▸ **Document passage**

Begin

Suspected bad module:
- Remove Module.
- Move Module to different slot (do errors move with module).
- Move Module to different machine.
- See "suspected temp out of spec".
- See "suspected timings out of spec".
- See "voltages out of spec".
- Clean connections.
- Check Memory Loading
- Some memory controllers can only support so many 'ranks' of memory at a given speed.
For example, Opterons/Athlon64s can support only 4 ranks of 2 GB at PC3200. See http://www.valueram.com/memoryranks/default.asp for definitions.
Suspected bad motherboard:
- Check motherboard docs for memory module compatability.
- Move modules to different slots.
- Clean connections.
- Upgrade BIOS.
- Select BIOS "fail-safe defaults", or equivalent change settings from there to isolate cause.
Suspected bad connection:
- Visually check connectors, pins, modules etc.
Suspected temp out of spec:
- Measure temp, compare to published specs:
- Use internal machine sensors (motherboard, hard drive etc.) if possible.
- Use a temperature probe or infra-red thermometer.
- Check airflow.
- Lower temp:
- Lower room temp.

End

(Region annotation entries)
Begin

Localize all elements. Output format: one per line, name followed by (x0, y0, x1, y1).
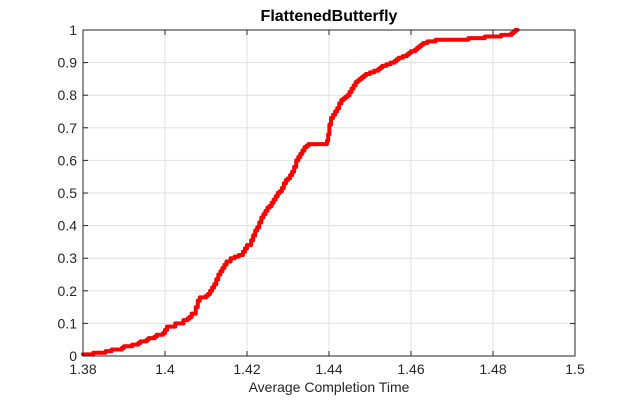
y-tick-label: 0.4 (58, 218, 78, 234)
series-layer (81, 28, 520, 357)
y-tick-label: 0.2 (58, 283, 78, 299)
cdf-series-line (81, 28, 520, 357)
x-tick-label: 1.5 (565, 361, 585, 377)
chart-title: FlattenedButterfly (261, 8, 398, 25)
x-tick-label: 1.42 (233, 361, 260, 377)
y-tick-label: 0.5 (58, 185, 78, 201)
y-tick-label: 0 (69, 348, 77, 364)
x-tick-label: 1.4 (155, 361, 175, 377)
y-tick-label: 0.1 (58, 315, 78, 331)
x-tick-label: 1.44 (315, 361, 342, 377)
y-tick-label: 0.9 (58, 55, 78, 71)
axis-ticks: 1.38 1.4 1.42 1.44 1.46 1.48 1.5 0 0.1 0.2 0.3 0.4 0… (58, 22, 585, 377)
x-tick-label: 1.46 (397, 361, 424, 377)
y-tick-label: 0.8 (58, 87, 78, 103)
y-tick-label: 1 (69, 22, 77, 38)
y-tick-label: 0.6 (58, 152, 78, 168)
y-tick-label: 0.3 (58, 250, 78, 266)
y-tick-label: 0.7 (58, 120, 78, 136)
x-tick-label: 1.38 (69, 361, 96, 377)
x-tick-label: 1.48 (479, 361, 506, 377)
x-axis-label: Average Completion Time (249, 379, 410, 395)
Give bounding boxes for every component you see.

End

▸ **Stated goal**
Please reproduce verbatim the part of the memory troubleshooting checklist that begins at the words "- Check Memory" and stops after "to isolate cause.".

▸ **Reply to the task**
- Check Memory Loading
- Some memory controllers can only support so many 'ranks' of memory at a given speed.
For example, Opterons/Athlon64s can support only 4 ranks of 2 GB at PC3200. See http://www.valueram.com/memoryranks/default.asp for definitions.
Suspected bad motherboard:
- Check motherboard docs for memory module compatability.
- Move modules to different slots.
- Clean connections.
- Upgrade BIOS.
- Select BIOS "fail-safe defaults", or equivalent change settings from there to isolate cause.